Challenge
Give the number of lines in the data that hold the word "Fixed", and nothing else.

===== Given data

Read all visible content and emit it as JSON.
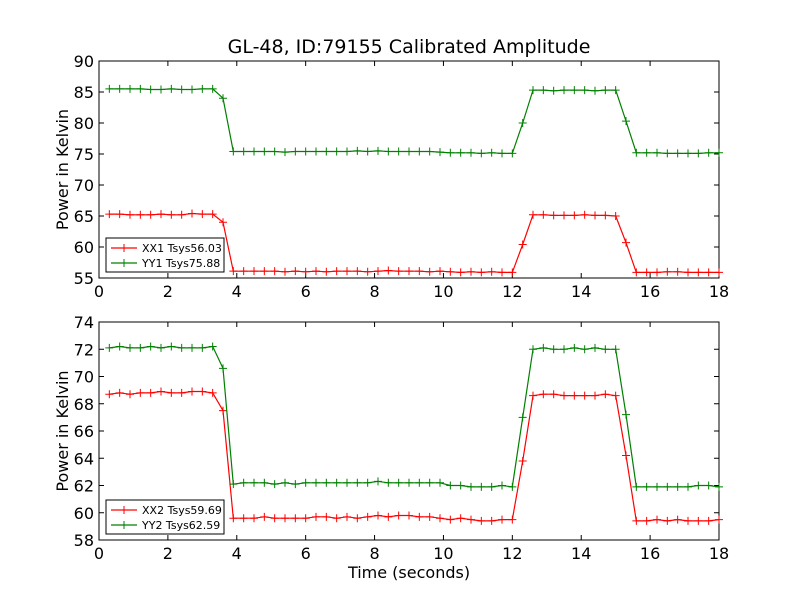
{
  "chart_data": [
    {
      "type": "line",
      "title": "GL-48, ID:79155 Calibrated Amplitude",
      "xlabel": "",
      "ylabel": "Power in Kelvin",
      "xlim": [
        0,
        18
      ],
      "ylim": [
        55,
        90
      ],
      "xticks": [
        "0",
        "2",
        "4",
        "6",
        "8",
        "10",
        "12",
        "14",
        "16",
        "18"
      ],
      "yticks": [
        "55",
        "60",
        "65",
        "70",
        "75",
        "80",
        "85",
        "90"
      ],
      "grid": false,
      "legend_position": "lower-left",
      "x": [
        0.3,
        0.6,
        0.9,
        1.2,
        1.5,
        1.8,
        2.1,
        2.4,
        2.7,
        3.0,
        3.3,
        3.6,
        3.9,
        4.2,
        4.5,
        4.8,
        5.1,
        5.4,
        5.7,
        6.0,
        6.3,
        6.6,
        6.9,
        7.2,
        7.5,
        7.8,
        8.1,
        8.4,
        8.7,
        9.0,
        9.3,
        9.6,
        9.9,
        10.2,
        10.5,
        10.8,
        11.1,
        11.4,
        11.7,
        12.0,
        12.3,
        12.6,
        12.9,
        13.2,
        13.5,
        13.8,
        14.1,
        14.4,
        14.7,
        15.0,
        15.3,
        15.6,
        15.9,
        16.2,
        16.5,
        16.8,
        17.1,
        17.4,
        17.7,
        18.0
      ],
      "series": [
        {
          "name": "XX1 Tsys56.03",
          "color": "#ff0000",
          "values": [
            65.3,
            65.3,
            65.2,
            65.2,
            65.2,
            65.3,
            65.2,
            65.2,
            65.4,
            65.3,
            65.3,
            64.0,
            56.1,
            56.1,
            56.1,
            56.1,
            56.1,
            56.0,
            56.1,
            56.0,
            56.1,
            56.0,
            56.1,
            56.1,
            56.1,
            56.0,
            56.1,
            56.2,
            56.1,
            56.1,
            56.1,
            56.0,
            56.1,
            56.0,
            55.9,
            56.0,
            55.9,
            56.0,
            55.9,
            55.9,
            60.4,
            65.2,
            65.2,
            65.1,
            65.1,
            65.1,
            65.2,
            65.1,
            65.1,
            65.0,
            60.7,
            55.9,
            55.9,
            55.9,
            56.0,
            56.0,
            55.9,
            55.9,
            55.9,
            55.9
          ]
        },
        {
          "name": "YY1 Tsys75.88",
          "color": "#008000",
          "values": [
            85.5,
            85.5,
            85.5,
            85.5,
            85.4,
            85.4,
            85.5,
            85.4,
            85.4,
            85.5,
            85.5,
            84.0,
            75.4,
            75.4,
            75.4,
            75.4,
            75.4,
            75.3,
            75.4,
            75.4,
            75.4,
            75.4,
            75.4,
            75.4,
            75.5,
            75.4,
            75.5,
            75.4,
            75.4,
            75.4,
            75.4,
            75.4,
            75.3,
            75.2,
            75.2,
            75.2,
            75.1,
            75.2,
            75.1,
            75.1,
            80.0,
            85.3,
            85.3,
            85.2,
            85.3,
            85.3,
            85.3,
            85.2,
            85.3,
            85.3,
            80.3,
            75.2,
            75.2,
            75.2,
            75.1,
            75.1,
            75.1,
            75.1,
            75.2,
            75.2
          ]
        }
      ]
    },
    {
      "type": "line",
      "title": "",
      "xlabel": "Time (seconds)",
      "ylabel": "Power in Kelvin",
      "xlim": [
        0,
        18
      ],
      "ylim": [
        58,
        74
      ],
      "xticks": [
        "0",
        "2",
        "4",
        "6",
        "8",
        "10",
        "12",
        "14",
        "16",
        "18"
      ],
      "yticks": [
        "58",
        "60",
        "62",
        "64",
        "66",
        "68",
        "70",
        "72",
        "74"
      ],
      "grid": false,
      "legend_position": "lower-left",
      "x": [
        0.3,
        0.6,
        0.9,
        1.2,
        1.5,
        1.8,
        2.1,
        2.4,
        2.7,
        3.0,
        3.3,
        3.6,
        3.9,
        4.2,
        4.5,
        4.8,
        5.1,
        5.4,
        5.7,
        6.0,
        6.3,
        6.6,
        6.9,
        7.2,
        7.5,
        7.8,
        8.1,
        8.4,
        8.7,
        9.0,
        9.3,
        9.6,
        9.9,
        10.2,
        10.5,
        10.8,
        11.1,
        11.4,
        11.7,
        12.0,
        12.3,
        12.6,
        12.9,
        13.2,
        13.5,
        13.8,
        14.1,
        14.4,
        14.7,
        15.0,
        15.3,
        15.6,
        15.9,
        16.2,
        16.5,
        16.8,
        17.1,
        17.4,
        17.7,
        18.0
      ],
      "series": [
        {
          "name": "XX2 Tsys59.69",
          "color": "#ff0000",
          "values": [
            68.7,
            68.8,
            68.7,
            68.8,
            68.8,
            68.9,
            68.8,
            68.8,
            68.9,
            68.9,
            68.8,
            67.5,
            59.6,
            59.6,
            59.6,
            59.7,
            59.6,
            59.6,
            59.6,
            59.6,
            59.7,
            59.7,
            59.6,
            59.7,
            59.6,
            59.7,
            59.8,
            59.7,
            59.8,
            59.8,
            59.7,
            59.7,
            59.6,
            59.5,
            59.6,
            59.5,
            59.4,
            59.4,
            59.5,
            59.5,
            63.8,
            68.6,
            68.7,
            68.7,
            68.6,
            68.6,
            68.6,
            68.6,
            68.7,
            68.6,
            64.2,
            59.4,
            59.4,
            59.5,
            59.4,
            59.5,
            59.4,
            59.4,
            59.4,
            59.5
          ]
        },
        {
          "name": "YY2 Tsys62.59",
          "color": "#008000",
          "values": [
            72.1,
            72.2,
            72.1,
            72.1,
            72.2,
            72.1,
            72.2,
            72.1,
            72.1,
            72.1,
            72.2,
            70.6,
            62.1,
            62.2,
            62.2,
            62.2,
            62.1,
            62.2,
            62.1,
            62.2,
            62.2,
            62.2,
            62.2,
            62.2,
            62.2,
            62.2,
            62.3,
            62.2,
            62.2,
            62.2,
            62.2,
            62.2,
            62.2,
            62.0,
            62.0,
            61.9,
            61.9,
            61.9,
            62.0,
            61.9,
            67.0,
            72.0,
            72.1,
            72.0,
            72.0,
            72.1,
            72.0,
            72.1,
            72.0,
            72.0,
            67.2,
            61.9,
            61.9,
            61.9,
            61.9,
            61.9,
            61.9,
            62.0,
            62.0,
            61.9
          ]
        }
      ]
    }
  ]
}
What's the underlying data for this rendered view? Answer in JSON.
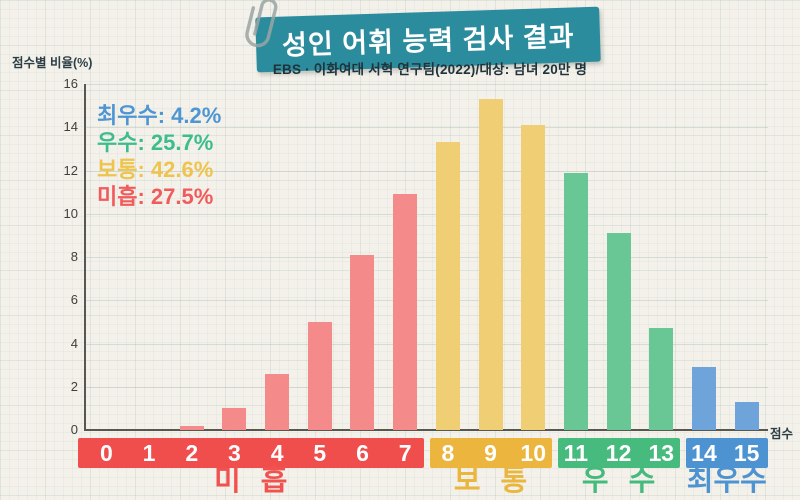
{
  "header": {
    "title": "성인 어휘 능력 검사 결과",
    "subtitle": "EBS · 이화여대 서혁 연구팀(2022)/대상: 남녀 20만 명"
  },
  "axes": {
    "y_label": "점수별 비율(%)",
    "x_label": "점수"
  },
  "legend": [
    {
      "label": "최우수",
      "value": "4.2%",
      "color": "#4e96d3"
    },
    {
      "label": "우수",
      "value": "25.7%",
      "color": "#3cbd8b"
    },
    {
      "label": "보통",
      "value": "42.6%",
      "color": "#eec44d"
    },
    {
      "label": "미흡",
      "value": "27.5%",
      "color": "#f15b5b"
    }
  ],
  "chart_data": {
    "type": "bar",
    "title": "성인 어휘 능력 검사 결과",
    "subtitle": "EBS · 이화여대 서혁 연구팀(2022)/대상: 남녀 20만 명",
    "xlabel": "점수",
    "ylabel": "점수별 비율(%)",
    "ylim": [
      0,
      16
    ],
    "yticks": [
      0,
      2,
      4,
      6,
      8,
      10,
      12,
      14,
      16
    ],
    "grid": true,
    "legend_position": "upper-left",
    "categories": [
      "0",
      "1",
      "2",
      "3",
      "4",
      "5",
      "6",
      "7",
      "8",
      "9",
      "10",
      "11",
      "12",
      "13",
      "14",
      "15"
    ],
    "values": [
      0,
      0,
      0.2,
      1.0,
      2.6,
      5.0,
      8.1,
      10.9,
      13.3,
      15.3,
      14.1,
      11.9,
      9.1,
      4.7,
      2.9,
      1.3
    ],
    "groups": [
      {
        "name": "미흡",
        "score_range": [
          0,
          7
        ],
        "percent": 27.5,
        "bar_color": "#f58a8a",
        "band_color": "#f04d4d",
        "label_color": "#f2524f"
      },
      {
        "name": "보통",
        "score_range": [
          8,
          10
        ],
        "percent": 42.6,
        "bar_color": "#f0ce74",
        "band_color": "#ecb53d",
        "label_color": "#eab63e"
      },
      {
        "name": "우수",
        "score_range": [
          11,
          13
        ],
        "percent": 25.7,
        "bar_color": "#68c795",
        "band_color": "#47ba7e",
        "label_color": "#45ba7d"
      },
      {
        "name": "최우수",
        "score_range": [
          14,
          15
        ],
        "percent": 4.2,
        "bar_color": "#6fa4db",
        "band_color": "#4d92d1",
        "label_color": "#4d92d1"
      }
    ]
  },
  "colors": {
    "banner_bg": "#2b8c9d",
    "banner_text": "#ffffff",
    "paper_bg": "#f3f1ea",
    "axis": "#57564f"
  }
}
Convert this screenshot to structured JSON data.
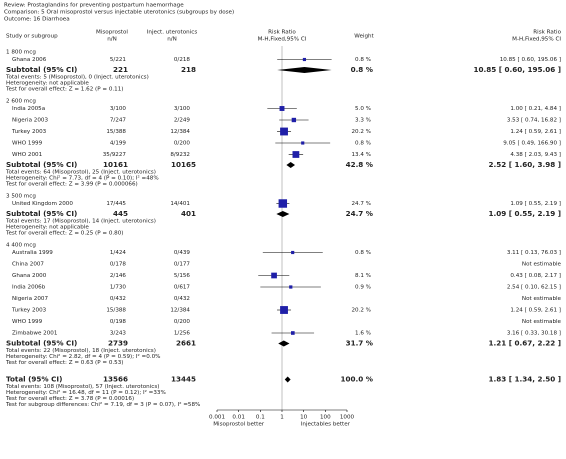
{
  "header": {
    "review": "Review:   Prostaglandins for preventing postpartum haemorrhage",
    "comparison": "Comparison:   5 Oral misoprostol versus injectable uterotonics (subgroups by dose)",
    "outcome": "Outcome:   16 Diarrhoea"
  },
  "columns": {
    "study": "Study or subgroup",
    "misoprostol": "Misoprostol",
    "misoprostol_unit": "n/N",
    "injectables": "Inject. uterotonics",
    "injectables_unit": "n/N",
    "plot": "Risk Ratio",
    "plot_method": "M-H,Fixed,95% CI",
    "weight": "Weight",
    "rr": "Risk Ratio",
    "rr_method": "M-H,Fixed,95% CI"
  },
  "groups": [
    {
      "title": "1 800 mcg",
      "studies": [
        {
          "name": "Ghana 2006",
          "misoprostol": "5/221",
          "injectables": "0/218",
          "weight": {
            "value": 0.8,
            "label": "0.8 %"
          },
          "rr": {
            "value": 10.85,
            "lo": 0.6,
            "hi": 195.06,
            "label": "10.85 [ 0.60, 195.06 ]"
          }
        }
      ],
      "subtotal": {
        "name": "Subtotal (95% CI)",
        "misoprostol": "221",
        "injectables": "218",
        "weight": {
          "value": 0.8,
          "label": "0.8 %"
        },
        "rr": {
          "value": 10.85,
          "lo": 0.6,
          "hi": 195.06,
          "label": "10.85 [ 0.60, 195.06 ]"
        }
      },
      "notes": [
        "Total events: 5 (Misoprostol), 0 (Inject. uterotonics)",
        "Heterogeneity: not applicable",
        "Test for overall effect: Z = 1.62 (P = 0.11)"
      ]
    },
    {
      "title": "2 600 mcg",
      "studies": [
        {
          "name": "India 2005a",
          "misoprostol": "3/100",
          "injectables": "3/100",
          "weight": {
            "value": 5.0,
            "label": "5.0 %"
          },
          "rr": {
            "value": 1.0,
            "lo": 0.21,
            "hi": 4.84,
            "label": "1.00 [ 0.21, 4.84 ]"
          }
        },
        {
          "name": "Nigeria 2003",
          "misoprostol": "7/247",
          "injectables": "2/249",
          "weight": {
            "value": 3.3,
            "label": "3.3 %"
          },
          "rr": {
            "value": 3.53,
            "lo": 0.74,
            "hi": 16.82,
            "label": "3.53 [ 0.74, 16.82 ]"
          }
        },
        {
          "name": "Turkey 2003",
          "misoprostol": "15/388",
          "injectables": "12/384",
          "weight": {
            "value": 20.2,
            "label": "20.2 %"
          },
          "rr": {
            "value": 1.24,
            "lo": 0.59,
            "hi": 2.61,
            "label": "1.24 [ 0.59, 2.61 ]"
          }
        },
        {
          "name": "WHO 1999",
          "misoprostol": "4/199",
          "injectables": "0/200",
          "weight": {
            "value": 0.8,
            "label": "0.8 %"
          },
          "rr": {
            "value": 9.05,
            "lo": 0.49,
            "hi": 166.9,
            "label": "9.05 [ 0.49, 166.90 ]"
          }
        },
        {
          "name": "WHO 2001",
          "misoprostol": "35/9227",
          "injectables": "8/9232",
          "weight": {
            "value": 13.4,
            "label": "13.4 %"
          },
          "rr": {
            "value": 4.38,
            "lo": 2.03,
            "hi": 9.43,
            "label": "4.38 [ 2.03, 9.43 ]"
          }
        }
      ],
      "subtotal": {
        "name": "Subtotal (95% CI)",
        "misoprostol": "10161",
        "injectables": "10165",
        "weight": {
          "value": 42.8,
          "label": "42.8 %"
        },
        "rr": {
          "value": 2.52,
          "lo": 1.6,
          "hi": 3.98,
          "label": "2.52 [ 1.60, 3.98 ]"
        }
      },
      "notes": [
        "Total events: 64 (Misoprostol), 25 (Inject. uterotonics)",
        "Heterogeneity: Chi² = 7.73, df = 4 (P = 0.10); I² =48%",
        "Test for overall effect: Z = 3.99 (P = 0.000066)"
      ]
    },
    {
      "title": "3 500 mcg",
      "studies": [
        {
          "name": "United Kingdom 2000",
          "misoprostol": "17/445",
          "injectables": "14/401",
          "weight": {
            "value": 24.7,
            "label": "24.7 %"
          },
          "rr": {
            "value": 1.09,
            "lo": 0.55,
            "hi": 2.19,
            "label": "1.09 [ 0.55, 2.19 ]"
          }
        }
      ],
      "subtotal": {
        "name": "Subtotal (95% CI)",
        "misoprostol": "445",
        "injectables": "401",
        "weight": {
          "value": 24.7,
          "label": "24.7 %"
        },
        "rr": {
          "value": 1.09,
          "lo": 0.55,
          "hi": 2.19,
          "label": "1.09 [ 0.55, 2.19 ]"
        }
      },
      "notes": [
        "Total events: 17 (Misoprostol), 14 (Inject. uterotonics)",
        "Heterogeneity: not applicable",
        "Test for overall effect: Z = 0.25 (P = 0.80)"
      ]
    },
    {
      "title": "4 400 mcg",
      "studies": [
        {
          "name": "Australia 1999",
          "misoprostol": "1/424",
          "injectables": "0/439",
          "weight": {
            "value": 0.8,
            "label": "0.8 %"
          },
          "rr": {
            "value": 3.11,
            "lo": 0.13,
            "hi": 76.03,
            "label": "3.11 [ 0.13, 76.03 ]"
          }
        },
        {
          "name": "China 2007",
          "misoprostol": "0/178",
          "injectables": "0/177",
          "rr": {
            "label": "Not estimable"
          }
        },
        {
          "name": "Ghana 2000",
          "misoprostol": "2/146",
          "injectables": "5/156",
          "weight": {
            "value": 8.1,
            "label": "8.1 %"
          },
          "rr": {
            "value": 0.43,
            "lo": 0.08,
            "hi": 2.17,
            "label": "0.43 [ 0.08, 2.17 ]"
          }
        },
        {
          "name": "India 2006b",
          "misoprostol": "1/730",
          "injectables": "0/617",
          "weight": {
            "value": 0.9,
            "label": "0.9 %"
          },
          "rr": {
            "value": 2.54,
            "lo": 0.1,
            "hi": 62.15,
            "label": "2.54 [ 0.10, 62.15 ]"
          }
        },
        {
          "name": "Nigeria 2007",
          "misoprostol": "0/432",
          "injectables": "0/432",
          "rr": {
            "label": "Not estimable"
          }
        },
        {
          "name": "Turkey 2003",
          "misoprostol": "15/388",
          "injectables": "12/384",
          "weight": {
            "value": 20.2,
            "label": "20.2 %"
          },
          "rr": {
            "value": 1.24,
            "lo": 0.59,
            "hi": 2.61,
            "label": "1.24 [ 0.59, 2.61 ]"
          }
        },
        {
          "name": "WHO 1999",
          "misoprostol": "0/198",
          "injectables": "0/200",
          "rr": {
            "label": "Not estimable"
          }
        },
        {
          "name": "Zimbabwe 2001",
          "misoprostol": "3/243",
          "injectables": "1/256",
          "weight": {
            "value": 1.6,
            "label": "1.6 %"
          },
          "rr": {
            "value": 3.16,
            "lo": 0.33,
            "hi": 30.18,
            "label": "3.16 [ 0.33, 30.18 ]"
          }
        }
      ],
      "subtotal": {
        "name": "Subtotal (95% CI)",
        "misoprostol": "2739",
        "injectables": "2661",
        "weight": {
          "value": 31.7,
          "label": "31.7 %"
        },
        "rr": {
          "value": 1.21,
          "lo": 0.67,
          "hi": 2.22,
          "label": "1.21 [ 0.67, 2.22 ]"
        }
      },
      "notes": [
        "Total events: 22 (Misoprostol), 18 (Inject. uterotonics)",
        "Heterogeneity: Chi² = 2.82, df = 4 (P = 0.59); I² =0.0%",
        "Test for overall effect: Z = 0.63 (P = 0.53)"
      ]
    }
  ],
  "total": {
    "name": "Total (95% CI)",
    "misoprostol": "13566",
    "injectables": "13445",
    "weight": {
      "value": 100.0,
      "label": "100.0 %"
    },
    "rr": {
      "value": 1.83,
      "lo": 1.34,
      "hi": 2.5,
      "label": "1.83 [ 1.34, 2.50 ]"
    },
    "notes": [
      "Total events: 108 (Misoprostol), 57 (Inject. uterotonics)",
      "Heterogeneity: Chi² = 16.48, df = 11 (P = 0.12); I² =33%",
      "Test for overall effect: Z = 3.78 (P = 0.00016)",
      "Test for subgroup differences: Chi² = 7.19, df = 3 (P = 0.07), I² =58%"
    ]
  },
  "axis": {
    "scale": "log",
    "xlim": [
      0.001,
      1000
    ],
    "xticks": [
      0.001,
      0.01,
      0.1,
      1,
      10,
      100,
      1000
    ],
    "left_label": "Misoprostol better",
    "right_label": "Injectables better"
  }
}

==========

Completed task
2